# What you have to do
Search the data below for the word "Pinball" and copy each line that holds it.

--- Begin Record excerpts ---

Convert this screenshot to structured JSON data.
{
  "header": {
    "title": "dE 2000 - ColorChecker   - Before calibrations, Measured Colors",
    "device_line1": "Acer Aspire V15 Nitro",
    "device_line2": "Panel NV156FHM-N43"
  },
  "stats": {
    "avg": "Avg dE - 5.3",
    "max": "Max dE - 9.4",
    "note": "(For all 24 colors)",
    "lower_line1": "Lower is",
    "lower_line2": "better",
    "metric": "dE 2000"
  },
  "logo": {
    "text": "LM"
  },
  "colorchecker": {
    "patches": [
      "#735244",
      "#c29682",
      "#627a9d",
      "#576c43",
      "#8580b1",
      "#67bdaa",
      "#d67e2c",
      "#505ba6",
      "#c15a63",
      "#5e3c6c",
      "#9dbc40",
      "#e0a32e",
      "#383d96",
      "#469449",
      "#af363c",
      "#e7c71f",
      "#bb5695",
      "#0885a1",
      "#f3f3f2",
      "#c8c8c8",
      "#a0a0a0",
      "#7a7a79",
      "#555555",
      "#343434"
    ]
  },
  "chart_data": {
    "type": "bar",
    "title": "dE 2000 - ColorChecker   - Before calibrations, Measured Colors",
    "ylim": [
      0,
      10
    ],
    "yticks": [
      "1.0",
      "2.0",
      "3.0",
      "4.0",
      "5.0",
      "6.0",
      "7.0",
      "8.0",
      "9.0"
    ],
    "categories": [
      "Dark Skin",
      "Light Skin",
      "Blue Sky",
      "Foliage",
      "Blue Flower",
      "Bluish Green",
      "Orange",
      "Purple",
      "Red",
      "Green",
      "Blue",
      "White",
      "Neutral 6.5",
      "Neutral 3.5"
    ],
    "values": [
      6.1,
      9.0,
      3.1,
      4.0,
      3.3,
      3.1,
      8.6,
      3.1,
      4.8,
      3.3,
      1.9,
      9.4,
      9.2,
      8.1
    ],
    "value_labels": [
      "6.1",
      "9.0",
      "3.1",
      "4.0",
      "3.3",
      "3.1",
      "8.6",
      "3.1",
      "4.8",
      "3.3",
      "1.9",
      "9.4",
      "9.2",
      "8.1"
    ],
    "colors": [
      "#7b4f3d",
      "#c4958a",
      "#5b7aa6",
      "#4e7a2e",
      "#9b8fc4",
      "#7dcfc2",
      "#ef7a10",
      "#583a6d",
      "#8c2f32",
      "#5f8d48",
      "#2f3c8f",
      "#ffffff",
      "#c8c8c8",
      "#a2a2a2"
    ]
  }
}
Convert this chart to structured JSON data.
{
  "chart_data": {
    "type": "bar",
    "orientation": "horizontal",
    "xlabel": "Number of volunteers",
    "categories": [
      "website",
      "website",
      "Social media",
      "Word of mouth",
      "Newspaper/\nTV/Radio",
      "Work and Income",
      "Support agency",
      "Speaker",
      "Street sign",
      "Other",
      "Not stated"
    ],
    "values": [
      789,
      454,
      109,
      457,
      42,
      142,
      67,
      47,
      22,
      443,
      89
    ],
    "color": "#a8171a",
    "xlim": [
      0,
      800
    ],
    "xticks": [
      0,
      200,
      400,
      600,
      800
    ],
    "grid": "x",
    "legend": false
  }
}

--- End Record excerpts ---
--- Begin Record excerpts ---

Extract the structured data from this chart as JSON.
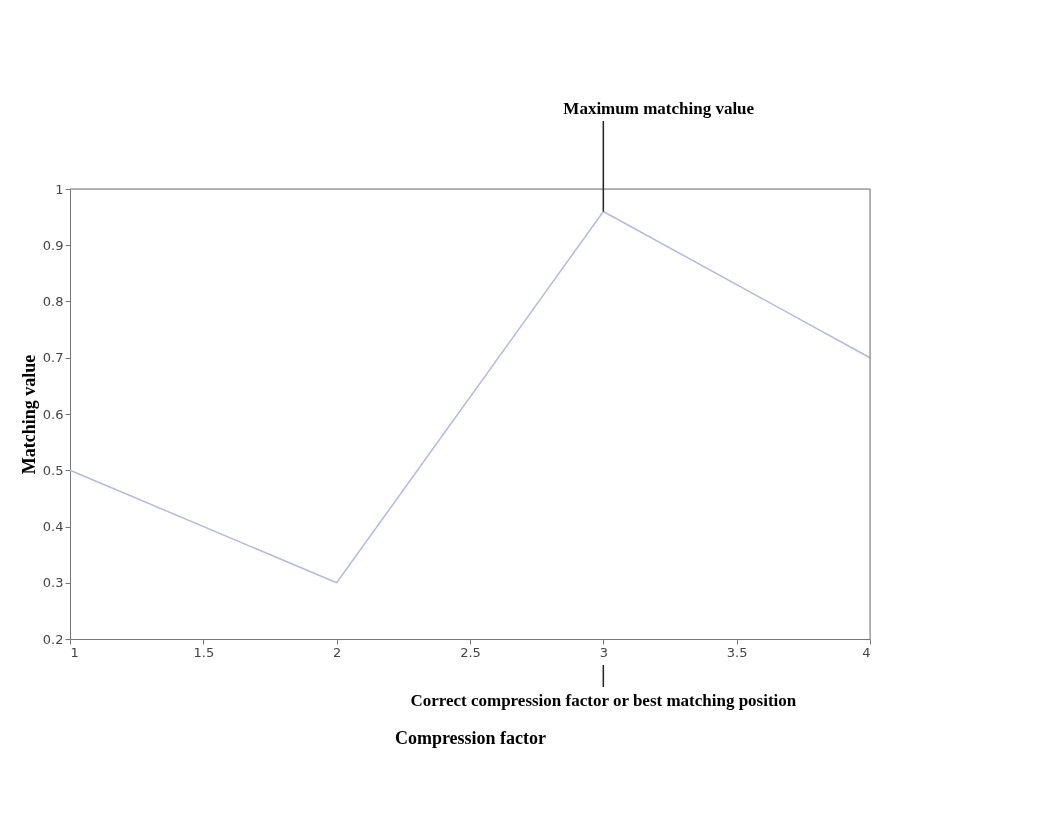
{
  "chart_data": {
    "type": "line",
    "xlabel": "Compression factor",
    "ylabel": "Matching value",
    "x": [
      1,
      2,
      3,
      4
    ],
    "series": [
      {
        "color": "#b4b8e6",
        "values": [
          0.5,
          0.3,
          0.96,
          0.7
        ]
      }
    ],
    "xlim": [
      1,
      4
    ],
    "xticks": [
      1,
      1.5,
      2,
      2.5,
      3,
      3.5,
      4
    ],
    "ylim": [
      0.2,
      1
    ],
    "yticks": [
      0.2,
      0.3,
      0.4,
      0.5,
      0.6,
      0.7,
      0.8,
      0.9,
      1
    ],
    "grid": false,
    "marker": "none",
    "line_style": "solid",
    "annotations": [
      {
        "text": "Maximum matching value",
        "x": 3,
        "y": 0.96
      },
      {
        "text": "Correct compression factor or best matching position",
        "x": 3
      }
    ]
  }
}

--- End Record excerpts ---
--- Begin Record excerpts ---

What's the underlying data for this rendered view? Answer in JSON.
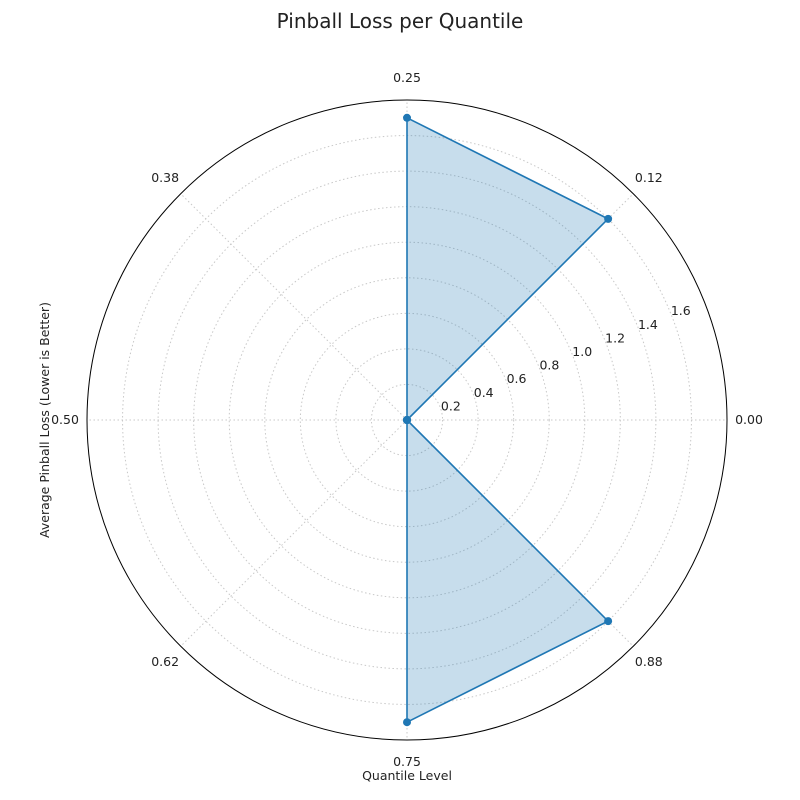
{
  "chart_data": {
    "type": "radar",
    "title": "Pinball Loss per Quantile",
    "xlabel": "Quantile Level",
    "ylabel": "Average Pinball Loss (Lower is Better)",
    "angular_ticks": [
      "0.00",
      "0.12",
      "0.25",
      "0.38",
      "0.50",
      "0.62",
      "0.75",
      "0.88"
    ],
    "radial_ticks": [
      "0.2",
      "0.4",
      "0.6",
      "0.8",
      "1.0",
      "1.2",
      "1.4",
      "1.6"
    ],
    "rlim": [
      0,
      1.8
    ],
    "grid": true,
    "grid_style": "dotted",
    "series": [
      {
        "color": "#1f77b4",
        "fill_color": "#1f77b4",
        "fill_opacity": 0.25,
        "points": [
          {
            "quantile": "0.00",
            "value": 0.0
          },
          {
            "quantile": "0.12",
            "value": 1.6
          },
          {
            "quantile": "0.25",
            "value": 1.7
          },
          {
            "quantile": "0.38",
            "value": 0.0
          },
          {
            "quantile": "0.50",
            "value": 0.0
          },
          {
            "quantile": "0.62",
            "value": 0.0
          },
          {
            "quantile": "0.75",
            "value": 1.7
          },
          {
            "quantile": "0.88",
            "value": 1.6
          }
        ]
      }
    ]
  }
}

--- End Record excerpts ---

# Correct output
    "title": "Pinball Loss per Quantile",
    "ylabel": "Average Pinball Loss (Lower is Better)",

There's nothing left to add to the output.